■ TASK GOAL ■
Without the pictures, print each of the records below exactly as it appears.
====== EXTRACTED RECORDS ======
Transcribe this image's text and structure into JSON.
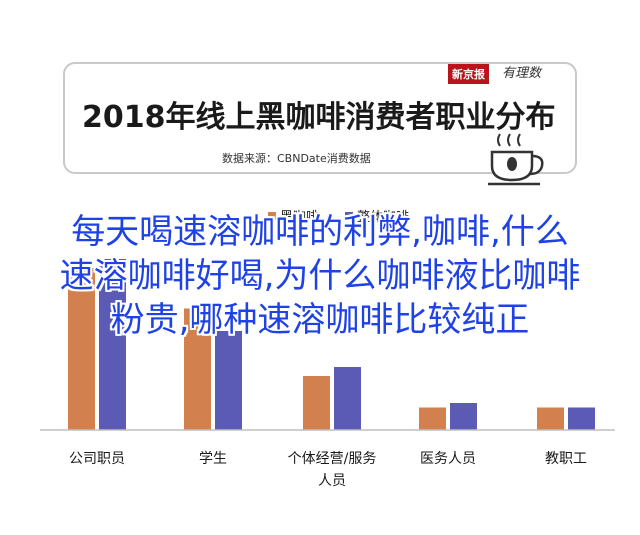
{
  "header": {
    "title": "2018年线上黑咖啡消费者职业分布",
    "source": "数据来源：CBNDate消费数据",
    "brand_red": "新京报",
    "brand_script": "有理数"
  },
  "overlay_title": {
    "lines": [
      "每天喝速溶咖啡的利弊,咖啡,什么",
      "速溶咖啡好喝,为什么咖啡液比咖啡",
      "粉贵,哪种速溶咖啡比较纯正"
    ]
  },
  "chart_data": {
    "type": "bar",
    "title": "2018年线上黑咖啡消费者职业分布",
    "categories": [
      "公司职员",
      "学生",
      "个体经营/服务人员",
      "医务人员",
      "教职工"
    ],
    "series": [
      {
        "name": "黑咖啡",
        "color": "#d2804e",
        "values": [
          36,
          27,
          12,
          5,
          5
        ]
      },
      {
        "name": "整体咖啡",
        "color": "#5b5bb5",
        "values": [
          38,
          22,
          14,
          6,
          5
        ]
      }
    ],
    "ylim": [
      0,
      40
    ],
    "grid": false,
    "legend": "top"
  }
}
======
■ WRITTEN ANSWER ■
Transcribe this image's text and structure into JSON.
{
  "header": {
    "title": "2018年线上黑咖啡消费者职业分布",
    "source": "数据来源：CBNDate消费数据",
    "brand_red": "新京报",
    "brand_script": "有理数"
  },
  "overlay_title": {
    "lines": [
      "每天喝速溶咖啡的利弊,咖啡,什么",
      "速溶咖啡好喝,为什么咖啡液比咖啡",
      "粉贵,哪种速溶咖啡比较纯正"
    ]
  },
  "chart_data": {
    "type": "bar",
    "title": "2018年线上黑咖啡消费者职业分布",
    "categories": [
      "公司职员",
      "学生",
      "个体经营/服务人员",
      "医务人员",
      "教职工"
    ],
    "series": [
      {
        "name": "黑咖啡",
        "color": "#d2804e",
        "values": [
          36,
          27,
          12,
          5,
          5
        ]
      },
      {
        "name": "整体咖啡",
        "color": "#5b5bb5",
        "values": [
          38,
          22,
          14,
          6,
          5
        ]
      }
    ],
    "ylim": [
      0,
      40
    ],
    "grid": false,
    "legend": "top"
  }
}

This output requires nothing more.